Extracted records

* start *

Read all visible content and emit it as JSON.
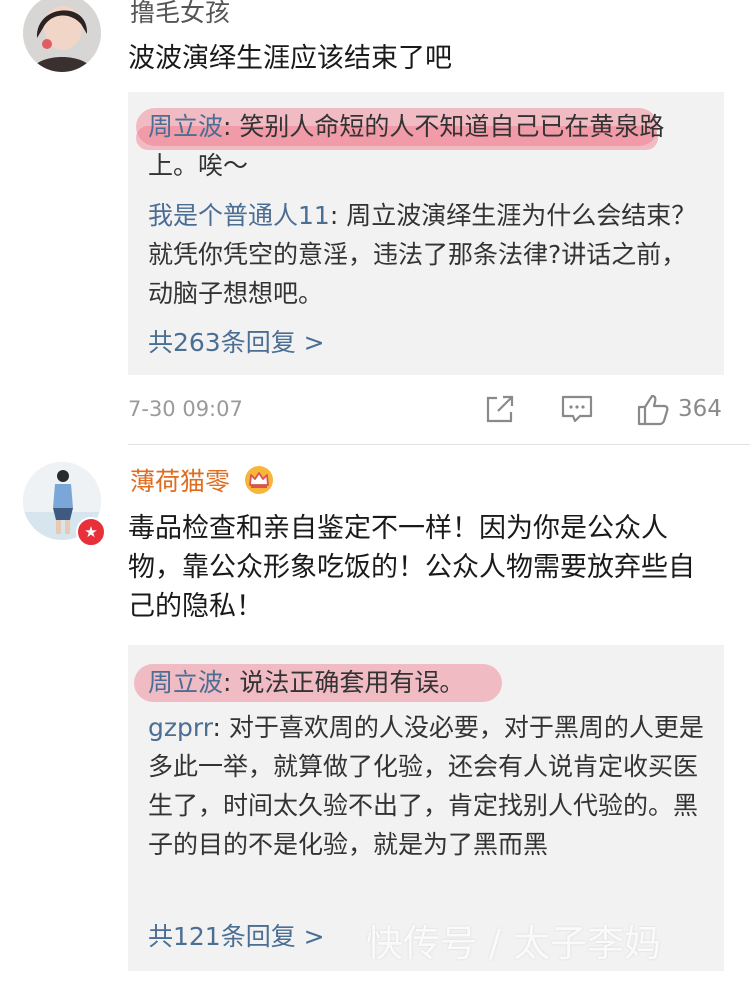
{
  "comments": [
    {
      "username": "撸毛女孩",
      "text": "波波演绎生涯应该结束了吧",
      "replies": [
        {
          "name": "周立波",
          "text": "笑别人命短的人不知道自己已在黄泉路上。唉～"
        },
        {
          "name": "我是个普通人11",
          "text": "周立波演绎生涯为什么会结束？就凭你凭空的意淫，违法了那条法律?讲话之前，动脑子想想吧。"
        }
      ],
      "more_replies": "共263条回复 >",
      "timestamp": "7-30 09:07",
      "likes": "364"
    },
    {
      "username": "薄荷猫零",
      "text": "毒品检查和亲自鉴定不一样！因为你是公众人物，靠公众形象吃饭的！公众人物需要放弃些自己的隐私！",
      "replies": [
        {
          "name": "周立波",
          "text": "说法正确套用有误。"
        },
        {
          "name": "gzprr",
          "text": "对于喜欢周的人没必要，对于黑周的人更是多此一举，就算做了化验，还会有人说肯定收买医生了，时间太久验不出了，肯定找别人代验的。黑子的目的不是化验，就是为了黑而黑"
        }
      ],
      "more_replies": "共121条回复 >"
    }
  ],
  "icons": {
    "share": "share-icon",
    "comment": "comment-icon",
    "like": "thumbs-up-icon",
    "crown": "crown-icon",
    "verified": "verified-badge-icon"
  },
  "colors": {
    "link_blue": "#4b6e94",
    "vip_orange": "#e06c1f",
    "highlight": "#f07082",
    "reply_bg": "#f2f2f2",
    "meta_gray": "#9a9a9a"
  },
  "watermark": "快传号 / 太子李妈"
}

* end *
* start *

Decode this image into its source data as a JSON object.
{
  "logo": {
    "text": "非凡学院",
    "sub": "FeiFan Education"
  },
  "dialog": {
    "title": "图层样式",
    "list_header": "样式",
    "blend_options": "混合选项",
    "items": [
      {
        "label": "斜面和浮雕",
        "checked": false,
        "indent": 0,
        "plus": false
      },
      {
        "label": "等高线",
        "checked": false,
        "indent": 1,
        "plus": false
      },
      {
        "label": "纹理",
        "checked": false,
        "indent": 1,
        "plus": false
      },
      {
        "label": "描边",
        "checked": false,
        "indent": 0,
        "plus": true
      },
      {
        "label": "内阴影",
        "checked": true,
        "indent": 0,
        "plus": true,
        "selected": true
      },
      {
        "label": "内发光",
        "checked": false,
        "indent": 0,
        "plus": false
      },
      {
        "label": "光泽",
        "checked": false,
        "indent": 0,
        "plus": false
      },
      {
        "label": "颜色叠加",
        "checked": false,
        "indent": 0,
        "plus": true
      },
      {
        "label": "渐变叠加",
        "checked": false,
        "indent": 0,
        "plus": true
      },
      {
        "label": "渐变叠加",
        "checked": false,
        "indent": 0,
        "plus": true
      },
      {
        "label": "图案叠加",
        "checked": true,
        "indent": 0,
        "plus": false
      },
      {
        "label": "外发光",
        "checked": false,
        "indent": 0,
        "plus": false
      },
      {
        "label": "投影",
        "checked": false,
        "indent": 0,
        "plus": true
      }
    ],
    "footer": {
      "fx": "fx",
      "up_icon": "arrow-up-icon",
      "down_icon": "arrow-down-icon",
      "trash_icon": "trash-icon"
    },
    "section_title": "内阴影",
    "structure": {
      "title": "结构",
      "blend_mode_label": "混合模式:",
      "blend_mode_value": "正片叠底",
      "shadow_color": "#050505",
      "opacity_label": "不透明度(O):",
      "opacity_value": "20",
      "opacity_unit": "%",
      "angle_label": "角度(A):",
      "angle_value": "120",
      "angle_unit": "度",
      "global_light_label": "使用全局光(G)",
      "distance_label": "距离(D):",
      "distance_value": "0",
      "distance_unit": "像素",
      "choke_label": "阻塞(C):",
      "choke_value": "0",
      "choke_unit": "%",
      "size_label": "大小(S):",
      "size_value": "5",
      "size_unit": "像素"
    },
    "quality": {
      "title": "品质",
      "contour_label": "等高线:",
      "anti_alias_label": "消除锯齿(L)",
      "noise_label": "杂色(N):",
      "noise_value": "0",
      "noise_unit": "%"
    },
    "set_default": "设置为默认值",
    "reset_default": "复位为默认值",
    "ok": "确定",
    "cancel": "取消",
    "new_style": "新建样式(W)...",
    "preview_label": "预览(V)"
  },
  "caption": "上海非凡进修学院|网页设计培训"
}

* end *
* start *

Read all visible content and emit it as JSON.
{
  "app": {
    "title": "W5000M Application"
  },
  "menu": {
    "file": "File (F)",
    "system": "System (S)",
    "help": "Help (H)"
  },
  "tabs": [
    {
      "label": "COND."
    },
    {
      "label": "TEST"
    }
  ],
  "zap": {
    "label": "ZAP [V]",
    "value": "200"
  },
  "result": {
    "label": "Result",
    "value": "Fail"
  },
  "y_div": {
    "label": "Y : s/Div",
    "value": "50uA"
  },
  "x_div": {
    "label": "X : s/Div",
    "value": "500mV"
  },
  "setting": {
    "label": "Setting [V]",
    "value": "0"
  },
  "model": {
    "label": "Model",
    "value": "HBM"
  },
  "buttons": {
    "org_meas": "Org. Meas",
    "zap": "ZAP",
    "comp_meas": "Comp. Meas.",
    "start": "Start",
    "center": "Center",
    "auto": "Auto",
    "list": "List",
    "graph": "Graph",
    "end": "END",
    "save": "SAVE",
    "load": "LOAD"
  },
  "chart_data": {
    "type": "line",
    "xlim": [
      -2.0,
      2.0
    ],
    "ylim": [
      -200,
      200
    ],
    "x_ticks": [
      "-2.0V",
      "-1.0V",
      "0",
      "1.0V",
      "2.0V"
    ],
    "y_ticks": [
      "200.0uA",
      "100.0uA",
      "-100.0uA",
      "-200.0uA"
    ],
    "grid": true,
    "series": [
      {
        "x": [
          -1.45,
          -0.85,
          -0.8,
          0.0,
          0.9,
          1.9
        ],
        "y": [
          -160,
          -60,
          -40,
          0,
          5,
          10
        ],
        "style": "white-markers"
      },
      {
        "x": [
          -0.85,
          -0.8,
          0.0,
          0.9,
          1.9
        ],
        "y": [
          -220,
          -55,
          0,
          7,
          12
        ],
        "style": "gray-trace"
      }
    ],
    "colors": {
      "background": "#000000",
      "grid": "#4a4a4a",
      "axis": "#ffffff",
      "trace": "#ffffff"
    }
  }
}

* end *

-- Exercise task --
A line counts if it holds the word "text". How many lines of the entries count? Give the number only.

-- Expected answer --
7